## [Required work]
Return the material exactly as supplied, apart from the pictures, which are omitted.
** START Records shown **
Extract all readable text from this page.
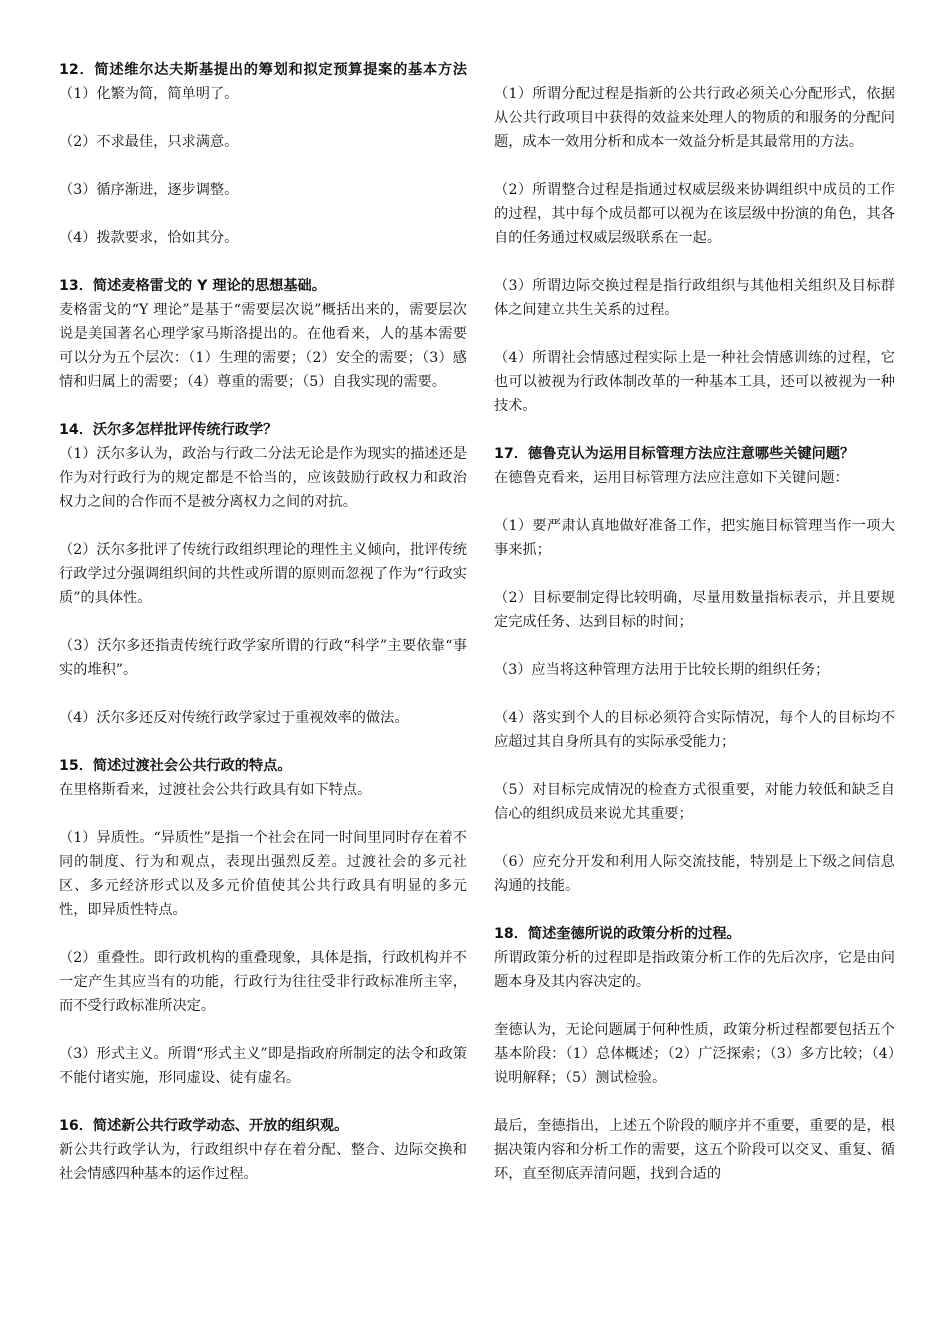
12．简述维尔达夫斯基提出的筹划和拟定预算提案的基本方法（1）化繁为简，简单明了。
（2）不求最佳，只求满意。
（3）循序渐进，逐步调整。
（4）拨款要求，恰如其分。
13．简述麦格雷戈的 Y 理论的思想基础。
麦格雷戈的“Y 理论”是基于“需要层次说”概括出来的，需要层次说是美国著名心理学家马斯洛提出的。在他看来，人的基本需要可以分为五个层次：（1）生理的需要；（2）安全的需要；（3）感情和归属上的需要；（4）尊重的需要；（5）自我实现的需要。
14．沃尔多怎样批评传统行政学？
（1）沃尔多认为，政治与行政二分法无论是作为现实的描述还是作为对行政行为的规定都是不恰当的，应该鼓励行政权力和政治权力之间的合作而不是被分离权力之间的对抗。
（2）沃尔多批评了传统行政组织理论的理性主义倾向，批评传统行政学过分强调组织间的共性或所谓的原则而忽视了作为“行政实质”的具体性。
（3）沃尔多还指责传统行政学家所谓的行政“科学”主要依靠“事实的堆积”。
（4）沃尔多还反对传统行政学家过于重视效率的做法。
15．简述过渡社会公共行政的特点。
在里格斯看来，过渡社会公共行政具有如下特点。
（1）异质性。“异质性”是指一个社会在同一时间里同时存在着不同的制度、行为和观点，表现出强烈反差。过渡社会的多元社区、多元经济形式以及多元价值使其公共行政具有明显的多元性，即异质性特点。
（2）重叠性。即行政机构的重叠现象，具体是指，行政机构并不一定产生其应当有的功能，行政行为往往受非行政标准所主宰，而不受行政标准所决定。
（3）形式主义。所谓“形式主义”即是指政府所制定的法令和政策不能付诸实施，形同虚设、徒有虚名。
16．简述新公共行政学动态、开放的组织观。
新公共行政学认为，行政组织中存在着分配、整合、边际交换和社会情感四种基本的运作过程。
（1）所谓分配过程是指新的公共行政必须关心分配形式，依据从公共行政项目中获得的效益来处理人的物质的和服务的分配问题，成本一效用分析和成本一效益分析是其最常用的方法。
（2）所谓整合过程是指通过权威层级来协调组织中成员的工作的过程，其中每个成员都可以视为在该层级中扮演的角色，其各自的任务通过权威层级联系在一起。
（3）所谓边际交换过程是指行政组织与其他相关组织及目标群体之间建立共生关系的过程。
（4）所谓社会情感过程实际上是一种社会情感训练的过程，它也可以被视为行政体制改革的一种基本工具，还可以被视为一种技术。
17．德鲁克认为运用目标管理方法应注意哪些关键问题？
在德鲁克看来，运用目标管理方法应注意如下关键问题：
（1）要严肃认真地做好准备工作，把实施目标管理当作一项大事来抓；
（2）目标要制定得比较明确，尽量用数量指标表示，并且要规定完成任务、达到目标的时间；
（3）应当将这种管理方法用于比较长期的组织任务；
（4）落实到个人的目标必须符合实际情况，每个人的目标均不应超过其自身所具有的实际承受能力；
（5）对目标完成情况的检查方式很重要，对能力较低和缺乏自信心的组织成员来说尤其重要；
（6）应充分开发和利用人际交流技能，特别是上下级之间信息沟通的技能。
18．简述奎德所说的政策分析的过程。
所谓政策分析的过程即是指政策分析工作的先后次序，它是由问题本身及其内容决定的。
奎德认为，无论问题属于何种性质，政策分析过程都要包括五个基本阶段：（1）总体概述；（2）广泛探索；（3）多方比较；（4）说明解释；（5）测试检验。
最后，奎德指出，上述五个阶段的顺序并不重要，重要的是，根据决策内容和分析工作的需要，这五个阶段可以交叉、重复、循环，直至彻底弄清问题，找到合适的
** END Records shown **
## [The result]
Extract all readable text from this page.
12．简述维尔达夫斯基提出的筹划和拟定预算提案的基本方法（1）化繁为简，简单明了。
（2）不求最佳，只求满意。
（3）循序渐进，逐步调整。
（4）拨款要求，恰如其分。
13．简述麦格雷戈的 Y 理论的思想基础。
麦格雷戈的“Y 理论”是基于“需要层次说”概括出来的，需要层次说是美国著名心理学家马斯洛提出的。在他看来，人的基本需要可以分为五个层次：（1）生理的需要；（2）安全的需要；（3）感情和归属上的需要；（4）尊重的需要；（5）自我实现的需要。
14．沃尔多怎样批评传统行政学？
（1）沃尔多认为，政治与行政二分法无论是作为现实的描述还是作为对行政行为的规定都是不恰当的，应该鼓励行政权力和政治权力之间的合作而不是被分离权力之间的对抗。
（2）沃尔多批评了传统行政组织理论的理性主义倾向，批评传统行政学过分强调组织间的共性或所谓的原则而忽视了作为“行政实质”的具体性。
（3）沃尔多还指责传统行政学家所谓的行政“科学”主要依靠“事实的堆积”。
（4）沃尔多还反对传统行政学家过于重视效率的做法。
15．简述过渡社会公共行政的特点。
在里格斯看来，过渡社会公共行政具有如下特点。
（1）异质性。“异质性”是指一个社会在同一时间里同时存在着不同的制度、行为和观点，表现出强烈反差。过渡社会的多元社区、多元经济形式以及多元价值使其公共行政具有明显的多元性，即异质性特点。
（2）重叠性。即行政机构的重叠现象，具体是指，行政机构并不一定产生其应当有的功能，行政行为往往受非行政标准所主宰，而不受行政标准所决定。
（3）形式主义。所谓“形式主义”即是指政府所制定的法令和政策不能付诸实施，形同虚设、徒有虚名。
16．简述新公共行政学动态、开放的组织观。
新公共行政学认为，行政组织中存在着分配、整合、边际交换和社会情感四种基本的运作过程。
（1）所谓分配过程是指新的公共行政必须关心分配形式，依据从公共行政项目中获得的效益来处理人的物质的和服务的分配问题，成本一效用分析和成本一效益分析是其最常用的方法。
（2）所谓整合过程是指通过权威层级来协调组织中成员的工作的过程，其中每个成员都可以视为在该层级中扮演的角色，其各自的任务通过权威层级联系在一起。
（3）所谓边际交换过程是指行政组织与其他相关组织及目标群体之间建立共生关系的过程。
（4）所谓社会情感过程实际上是一种社会情感训练的过程，它也可以被视为行政体制改革的一种基本工具，还可以被视为一种技术。
17．德鲁克认为运用目标管理方法应注意哪些关键问题？
在德鲁克看来，运用目标管理方法应注意如下关键问题：
（1）要严肃认真地做好准备工作，把实施目标管理当作一项大事来抓；
（2）目标要制定得比较明确，尽量用数量指标表示，并且要规定完成任务、达到目标的时间；
（3）应当将这种管理方法用于比较长期的组织任务；
（4）落实到个人的目标必须符合实际情况，每个人的目标均不应超过其自身所具有的实际承受能力；
（5）对目标完成情况的检查方式很重要，对能力较低和缺乏自信心的组织成员来说尤其重要；
（6）应充分开发和利用人际交流技能，特别是上下级之间信息沟通的技能。
18．简述奎德所说的政策分析的过程。
所谓政策分析的过程即是指政策分析工作的先后次序，它是由问题本身及其内容决定的。
奎德认为，无论问题属于何种性质，政策分析过程都要包括五个基本阶段：（1）总体概述；（2）广泛探索；（3）多方比较；（4）说明解释；（5）测试检验。
最后，奎德指出，上述五个阶段的顺序并不重要，重要的是，根据决策内容和分析工作的需要，这五个阶段可以交叉、重复、循环，直至彻底弄清问题，找到合适的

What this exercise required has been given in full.